→ **SET PROBLEM**: Go through the entries below and write each one out exactly.

→ **MATERIAL FOR THE TASK**:
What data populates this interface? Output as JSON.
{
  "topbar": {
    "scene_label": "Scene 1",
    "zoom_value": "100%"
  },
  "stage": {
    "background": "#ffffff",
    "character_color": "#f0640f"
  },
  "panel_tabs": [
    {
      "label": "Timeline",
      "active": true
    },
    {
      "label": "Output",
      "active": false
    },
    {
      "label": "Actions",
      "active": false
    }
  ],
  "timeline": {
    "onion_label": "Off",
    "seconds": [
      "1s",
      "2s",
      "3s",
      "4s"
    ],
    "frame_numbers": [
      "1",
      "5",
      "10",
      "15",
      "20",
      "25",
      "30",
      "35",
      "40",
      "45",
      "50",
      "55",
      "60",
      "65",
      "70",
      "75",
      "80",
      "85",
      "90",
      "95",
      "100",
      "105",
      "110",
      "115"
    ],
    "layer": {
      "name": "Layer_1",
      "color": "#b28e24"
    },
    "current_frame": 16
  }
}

→ **ANSWER TO THE TASK**:
What data populates this interface? Output as JSON.
{
  "topbar": {
    "scene_label": "Scene 1",
    "zoom_value": "100%"
  },
  "stage": {
    "background": "#ffffff",
    "character_color": "#f0640f"
  },
  "panel_tabs": [
    {
      "label": "Timeline",
      "active": true
    },
    {
      "label": "Output",
      "active": false
    },
    {
      "label": "Actions",
      "active": false
    }
  ],
  "timeline": {
    "onion_label": "Off",
    "seconds": [
      "1s",
      "2s",
      "3s",
      "4s"
    ],
    "frame_numbers": [
      "1",
      "5",
      "10",
      "15",
      "20",
      "25",
      "30",
      "35",
      "40",
      "45",
      "50",
      "55",
      "60",
      "65",
      "70",
      "75",
      "80",
      "85",
      "90",
      "95",
      "100",
      "105",
      "110",
      "115"
    ],
    "layer": {
      "name": "Layer_1",
      "color": "#b28e24"
    },
    "current_frame": 16
  }
}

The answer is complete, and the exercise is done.